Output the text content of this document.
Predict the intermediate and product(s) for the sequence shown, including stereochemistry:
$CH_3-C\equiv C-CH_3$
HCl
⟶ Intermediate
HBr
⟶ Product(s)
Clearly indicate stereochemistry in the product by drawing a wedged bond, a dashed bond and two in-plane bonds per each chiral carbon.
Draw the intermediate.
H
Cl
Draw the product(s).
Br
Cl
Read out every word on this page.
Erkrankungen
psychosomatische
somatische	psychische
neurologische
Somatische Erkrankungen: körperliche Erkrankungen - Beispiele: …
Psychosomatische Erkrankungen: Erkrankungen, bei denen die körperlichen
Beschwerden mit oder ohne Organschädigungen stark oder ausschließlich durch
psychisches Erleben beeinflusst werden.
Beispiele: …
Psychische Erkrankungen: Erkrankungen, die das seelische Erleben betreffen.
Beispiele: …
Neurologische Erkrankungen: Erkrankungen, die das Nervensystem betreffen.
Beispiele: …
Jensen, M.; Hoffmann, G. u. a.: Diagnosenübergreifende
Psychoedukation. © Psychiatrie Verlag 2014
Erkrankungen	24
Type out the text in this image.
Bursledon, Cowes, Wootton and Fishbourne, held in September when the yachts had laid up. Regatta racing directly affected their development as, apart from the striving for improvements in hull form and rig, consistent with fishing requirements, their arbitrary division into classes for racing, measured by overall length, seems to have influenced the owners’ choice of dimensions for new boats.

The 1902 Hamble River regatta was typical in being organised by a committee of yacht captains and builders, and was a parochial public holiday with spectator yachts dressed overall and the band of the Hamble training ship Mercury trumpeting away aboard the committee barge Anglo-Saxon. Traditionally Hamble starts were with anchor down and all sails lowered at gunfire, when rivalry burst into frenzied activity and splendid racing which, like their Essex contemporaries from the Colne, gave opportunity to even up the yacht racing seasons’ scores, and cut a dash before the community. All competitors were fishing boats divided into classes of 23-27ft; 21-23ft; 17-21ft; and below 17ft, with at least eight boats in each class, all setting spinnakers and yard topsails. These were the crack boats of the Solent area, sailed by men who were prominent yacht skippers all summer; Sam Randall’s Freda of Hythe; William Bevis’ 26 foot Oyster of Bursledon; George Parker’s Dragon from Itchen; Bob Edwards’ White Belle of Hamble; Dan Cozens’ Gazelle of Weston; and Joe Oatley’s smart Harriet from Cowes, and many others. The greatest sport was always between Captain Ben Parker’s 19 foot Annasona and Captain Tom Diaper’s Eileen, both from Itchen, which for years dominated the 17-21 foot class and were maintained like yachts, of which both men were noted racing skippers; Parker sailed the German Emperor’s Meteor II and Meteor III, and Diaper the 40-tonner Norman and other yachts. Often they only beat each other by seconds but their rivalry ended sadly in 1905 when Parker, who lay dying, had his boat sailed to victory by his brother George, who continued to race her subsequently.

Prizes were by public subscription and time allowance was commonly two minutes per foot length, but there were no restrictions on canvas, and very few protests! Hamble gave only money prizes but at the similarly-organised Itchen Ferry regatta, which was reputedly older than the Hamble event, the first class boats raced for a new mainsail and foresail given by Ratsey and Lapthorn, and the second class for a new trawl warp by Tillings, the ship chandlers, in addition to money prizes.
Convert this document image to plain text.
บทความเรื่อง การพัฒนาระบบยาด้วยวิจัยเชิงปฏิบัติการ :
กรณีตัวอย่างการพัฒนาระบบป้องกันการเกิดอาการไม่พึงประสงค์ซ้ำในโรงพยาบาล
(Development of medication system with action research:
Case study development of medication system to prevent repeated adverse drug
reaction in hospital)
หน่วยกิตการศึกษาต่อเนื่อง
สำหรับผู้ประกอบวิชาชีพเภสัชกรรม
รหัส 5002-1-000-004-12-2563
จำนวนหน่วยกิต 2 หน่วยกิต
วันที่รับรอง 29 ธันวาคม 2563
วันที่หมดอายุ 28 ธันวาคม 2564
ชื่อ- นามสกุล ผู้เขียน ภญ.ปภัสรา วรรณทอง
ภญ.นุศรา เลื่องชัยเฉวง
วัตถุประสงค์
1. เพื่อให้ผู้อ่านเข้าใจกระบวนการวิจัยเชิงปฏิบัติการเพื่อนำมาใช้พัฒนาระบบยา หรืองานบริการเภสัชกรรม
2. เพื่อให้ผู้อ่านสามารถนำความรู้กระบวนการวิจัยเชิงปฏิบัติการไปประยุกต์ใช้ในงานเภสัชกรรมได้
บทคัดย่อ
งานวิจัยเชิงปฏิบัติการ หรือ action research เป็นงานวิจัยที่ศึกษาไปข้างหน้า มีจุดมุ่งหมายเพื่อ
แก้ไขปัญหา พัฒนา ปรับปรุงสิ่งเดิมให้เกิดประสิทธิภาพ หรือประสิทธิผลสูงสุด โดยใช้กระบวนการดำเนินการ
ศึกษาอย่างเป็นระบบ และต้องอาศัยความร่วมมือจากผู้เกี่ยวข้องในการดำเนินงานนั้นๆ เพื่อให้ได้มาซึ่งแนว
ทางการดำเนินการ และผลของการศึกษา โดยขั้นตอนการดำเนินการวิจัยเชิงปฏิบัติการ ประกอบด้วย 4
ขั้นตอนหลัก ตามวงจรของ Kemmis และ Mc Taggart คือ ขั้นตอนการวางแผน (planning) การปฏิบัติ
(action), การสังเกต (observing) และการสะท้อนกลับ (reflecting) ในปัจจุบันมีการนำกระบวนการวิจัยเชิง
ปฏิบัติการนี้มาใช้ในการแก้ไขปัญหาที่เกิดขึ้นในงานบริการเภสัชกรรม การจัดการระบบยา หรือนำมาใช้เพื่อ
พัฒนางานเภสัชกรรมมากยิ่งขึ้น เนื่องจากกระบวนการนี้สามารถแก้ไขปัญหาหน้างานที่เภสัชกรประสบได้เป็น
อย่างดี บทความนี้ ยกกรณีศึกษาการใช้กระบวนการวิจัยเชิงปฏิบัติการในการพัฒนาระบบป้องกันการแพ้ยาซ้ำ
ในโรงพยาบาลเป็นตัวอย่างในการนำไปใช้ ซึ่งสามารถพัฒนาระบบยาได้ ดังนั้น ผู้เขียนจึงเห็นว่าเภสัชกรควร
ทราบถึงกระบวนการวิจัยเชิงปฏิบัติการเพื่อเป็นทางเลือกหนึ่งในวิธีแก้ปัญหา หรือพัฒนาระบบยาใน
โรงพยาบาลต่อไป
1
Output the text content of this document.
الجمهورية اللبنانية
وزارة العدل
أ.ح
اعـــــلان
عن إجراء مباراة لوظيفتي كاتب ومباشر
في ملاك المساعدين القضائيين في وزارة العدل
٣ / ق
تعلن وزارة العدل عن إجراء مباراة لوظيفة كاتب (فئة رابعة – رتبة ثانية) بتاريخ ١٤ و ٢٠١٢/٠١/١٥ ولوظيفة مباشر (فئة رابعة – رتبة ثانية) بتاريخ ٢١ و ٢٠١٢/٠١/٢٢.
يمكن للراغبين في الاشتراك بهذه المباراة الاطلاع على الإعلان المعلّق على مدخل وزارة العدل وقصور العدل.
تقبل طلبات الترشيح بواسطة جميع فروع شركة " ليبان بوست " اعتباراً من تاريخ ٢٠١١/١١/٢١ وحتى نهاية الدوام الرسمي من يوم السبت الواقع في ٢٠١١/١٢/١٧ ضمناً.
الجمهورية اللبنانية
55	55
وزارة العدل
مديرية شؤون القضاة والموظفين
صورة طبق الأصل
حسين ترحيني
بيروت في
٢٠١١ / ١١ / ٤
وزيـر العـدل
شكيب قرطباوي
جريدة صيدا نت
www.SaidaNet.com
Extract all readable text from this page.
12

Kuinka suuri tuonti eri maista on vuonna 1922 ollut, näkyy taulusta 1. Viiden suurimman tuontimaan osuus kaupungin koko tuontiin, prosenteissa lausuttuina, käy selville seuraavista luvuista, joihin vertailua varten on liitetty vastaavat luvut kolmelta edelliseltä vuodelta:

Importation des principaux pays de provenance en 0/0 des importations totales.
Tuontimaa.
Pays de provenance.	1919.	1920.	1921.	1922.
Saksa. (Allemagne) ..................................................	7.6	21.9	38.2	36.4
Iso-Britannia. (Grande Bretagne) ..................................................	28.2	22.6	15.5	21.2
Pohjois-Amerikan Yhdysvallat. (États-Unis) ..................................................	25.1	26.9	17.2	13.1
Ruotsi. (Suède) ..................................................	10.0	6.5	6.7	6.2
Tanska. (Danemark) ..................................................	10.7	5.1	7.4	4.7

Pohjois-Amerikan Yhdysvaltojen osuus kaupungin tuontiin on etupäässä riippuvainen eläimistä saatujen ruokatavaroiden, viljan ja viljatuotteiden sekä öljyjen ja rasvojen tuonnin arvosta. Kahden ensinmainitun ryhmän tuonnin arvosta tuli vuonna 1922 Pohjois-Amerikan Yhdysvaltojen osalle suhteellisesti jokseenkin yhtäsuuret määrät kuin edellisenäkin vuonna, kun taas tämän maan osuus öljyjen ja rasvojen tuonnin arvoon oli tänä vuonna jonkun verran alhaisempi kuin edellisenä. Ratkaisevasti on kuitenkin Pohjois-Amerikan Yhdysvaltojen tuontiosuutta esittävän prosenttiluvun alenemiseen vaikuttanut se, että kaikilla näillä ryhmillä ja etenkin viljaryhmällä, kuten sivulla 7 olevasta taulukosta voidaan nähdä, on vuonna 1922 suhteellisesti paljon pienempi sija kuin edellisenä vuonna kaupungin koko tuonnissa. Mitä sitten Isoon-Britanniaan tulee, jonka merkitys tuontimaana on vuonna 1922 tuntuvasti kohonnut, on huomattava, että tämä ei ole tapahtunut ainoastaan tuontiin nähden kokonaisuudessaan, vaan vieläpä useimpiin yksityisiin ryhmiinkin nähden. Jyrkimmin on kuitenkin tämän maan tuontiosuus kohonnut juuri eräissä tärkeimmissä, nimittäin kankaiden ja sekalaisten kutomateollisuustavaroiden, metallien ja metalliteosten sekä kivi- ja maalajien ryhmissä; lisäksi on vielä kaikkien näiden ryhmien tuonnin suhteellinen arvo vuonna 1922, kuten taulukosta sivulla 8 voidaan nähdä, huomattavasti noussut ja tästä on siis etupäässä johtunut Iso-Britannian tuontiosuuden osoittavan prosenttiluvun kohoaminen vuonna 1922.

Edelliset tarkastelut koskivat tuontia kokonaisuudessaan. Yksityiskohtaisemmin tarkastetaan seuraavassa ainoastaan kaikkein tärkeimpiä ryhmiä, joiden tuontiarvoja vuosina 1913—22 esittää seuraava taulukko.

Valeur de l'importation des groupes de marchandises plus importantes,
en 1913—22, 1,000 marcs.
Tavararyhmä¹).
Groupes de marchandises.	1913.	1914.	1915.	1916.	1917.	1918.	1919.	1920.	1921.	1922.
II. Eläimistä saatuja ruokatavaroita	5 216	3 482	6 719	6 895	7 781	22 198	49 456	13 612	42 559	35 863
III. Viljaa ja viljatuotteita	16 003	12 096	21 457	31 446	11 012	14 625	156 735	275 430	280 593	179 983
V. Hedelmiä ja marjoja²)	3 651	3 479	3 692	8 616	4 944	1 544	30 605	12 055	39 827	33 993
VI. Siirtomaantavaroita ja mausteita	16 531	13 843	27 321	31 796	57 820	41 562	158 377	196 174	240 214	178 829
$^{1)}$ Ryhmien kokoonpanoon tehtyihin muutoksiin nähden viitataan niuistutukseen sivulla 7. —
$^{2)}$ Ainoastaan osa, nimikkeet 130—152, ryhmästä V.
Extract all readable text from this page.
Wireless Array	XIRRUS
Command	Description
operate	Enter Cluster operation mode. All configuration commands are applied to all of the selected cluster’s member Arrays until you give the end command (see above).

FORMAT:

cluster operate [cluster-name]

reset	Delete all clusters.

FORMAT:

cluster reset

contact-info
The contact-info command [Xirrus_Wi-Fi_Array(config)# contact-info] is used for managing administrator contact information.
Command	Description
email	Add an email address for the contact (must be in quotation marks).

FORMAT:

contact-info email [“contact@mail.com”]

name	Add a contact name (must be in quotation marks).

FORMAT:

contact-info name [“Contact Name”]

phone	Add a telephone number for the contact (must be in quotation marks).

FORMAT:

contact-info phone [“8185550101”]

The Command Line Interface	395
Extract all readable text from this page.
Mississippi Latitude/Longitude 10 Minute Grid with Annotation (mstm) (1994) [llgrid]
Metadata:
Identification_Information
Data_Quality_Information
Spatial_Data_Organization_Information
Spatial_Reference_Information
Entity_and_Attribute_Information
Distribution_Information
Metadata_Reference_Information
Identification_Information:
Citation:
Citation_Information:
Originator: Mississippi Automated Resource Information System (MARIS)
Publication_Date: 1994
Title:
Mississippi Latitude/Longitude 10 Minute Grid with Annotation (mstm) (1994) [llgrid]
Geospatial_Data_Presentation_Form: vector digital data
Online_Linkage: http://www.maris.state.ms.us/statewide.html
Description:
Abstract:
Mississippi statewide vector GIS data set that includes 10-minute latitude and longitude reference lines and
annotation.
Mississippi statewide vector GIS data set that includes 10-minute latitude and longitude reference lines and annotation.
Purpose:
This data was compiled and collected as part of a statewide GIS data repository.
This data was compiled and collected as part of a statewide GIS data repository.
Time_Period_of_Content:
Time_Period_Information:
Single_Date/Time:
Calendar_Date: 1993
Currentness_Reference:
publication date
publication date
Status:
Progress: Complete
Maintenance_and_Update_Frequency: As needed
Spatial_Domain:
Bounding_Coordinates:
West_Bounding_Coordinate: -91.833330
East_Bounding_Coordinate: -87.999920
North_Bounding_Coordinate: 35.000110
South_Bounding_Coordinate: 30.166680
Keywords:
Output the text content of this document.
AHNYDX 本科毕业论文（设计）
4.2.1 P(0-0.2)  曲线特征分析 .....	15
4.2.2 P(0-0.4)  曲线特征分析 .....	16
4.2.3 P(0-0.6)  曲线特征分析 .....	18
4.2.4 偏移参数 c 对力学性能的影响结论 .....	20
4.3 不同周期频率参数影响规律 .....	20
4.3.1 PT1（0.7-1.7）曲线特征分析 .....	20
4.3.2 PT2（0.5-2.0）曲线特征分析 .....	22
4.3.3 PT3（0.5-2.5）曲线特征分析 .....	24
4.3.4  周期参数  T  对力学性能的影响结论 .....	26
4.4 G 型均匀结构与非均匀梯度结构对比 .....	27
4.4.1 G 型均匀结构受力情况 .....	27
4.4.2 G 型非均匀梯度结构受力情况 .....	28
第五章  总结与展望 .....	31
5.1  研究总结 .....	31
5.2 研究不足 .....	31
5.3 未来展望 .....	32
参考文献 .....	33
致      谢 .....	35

^^^^^^^^

• _DIRECTIONS FOR THIS TASK_:
Report only the number of lines in the records that include the word "曲线特征分析".

• _SOLUTION TO THIS EXERCISE_:
6